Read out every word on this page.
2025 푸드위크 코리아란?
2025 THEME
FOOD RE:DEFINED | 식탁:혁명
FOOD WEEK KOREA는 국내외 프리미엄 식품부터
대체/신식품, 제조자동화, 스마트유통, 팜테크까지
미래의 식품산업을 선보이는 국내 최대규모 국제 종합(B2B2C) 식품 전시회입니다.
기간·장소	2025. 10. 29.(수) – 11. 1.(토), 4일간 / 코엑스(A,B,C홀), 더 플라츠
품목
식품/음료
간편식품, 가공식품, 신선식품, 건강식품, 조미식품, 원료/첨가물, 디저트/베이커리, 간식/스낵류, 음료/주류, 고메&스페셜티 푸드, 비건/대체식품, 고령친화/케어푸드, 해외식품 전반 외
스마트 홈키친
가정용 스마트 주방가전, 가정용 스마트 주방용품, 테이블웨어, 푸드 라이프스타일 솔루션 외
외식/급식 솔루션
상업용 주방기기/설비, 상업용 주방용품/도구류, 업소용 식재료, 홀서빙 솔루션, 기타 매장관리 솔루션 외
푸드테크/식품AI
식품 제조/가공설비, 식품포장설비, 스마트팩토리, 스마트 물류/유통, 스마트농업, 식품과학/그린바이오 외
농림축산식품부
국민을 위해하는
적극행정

------------------------------------------------------------

What is expected:
Retype every entry word for word.

Exercise solution:
Read out every word on this page.
2025 푸드위크 코리아란?
2025 THEME
FOOD RE:DEFINED | 식탁:혁명
FOOD WEEK KOREA는 국내외 프리미엄 식품부터
대체/신식품, 제조자동화, 스마트유통, 팜테크까지
미래의 식품산업을 선보이는 국내 최대규모 국제 종합(B2B2C) 식품 전시회입니다.
기간·장소	2025. 10. 29.(수) – 11. 1.(토), 4일간 / 코엑스(A,B,C홀), 더 플라츠
품목
식품/음료
간편식품, 가공식품, 신선식품, 건강식품, 조미식품, 원료/첨가물, 디저트/베이커리, 간식/스낵류, 음료/주류, 고메&스페셜티 푸드, 비건/대체식품, 고령친화/케어푸드, 해외식품 전반 외
스마트 홈키친
가정용 스마트 주방가전, 가정용 스마트 주방용품, 테이블웨어, 푸드 라이프스타일 솔루션 외
외식/급식 솔루션
상업용 주방기기/설비, 상업용 주방용품/도구류, 업소용 식재료, 홀서빙 솔루션, 기타 매장관리 솔루션 외
푸드테크/식품AI
식품 제조/가공설비, 식품포장설비, 스마트팩토리, 스마트 물류/유통, 스마트농업, 식품과학/그린바이오 외
농림축산식품부
국민을 위해하는
적극행정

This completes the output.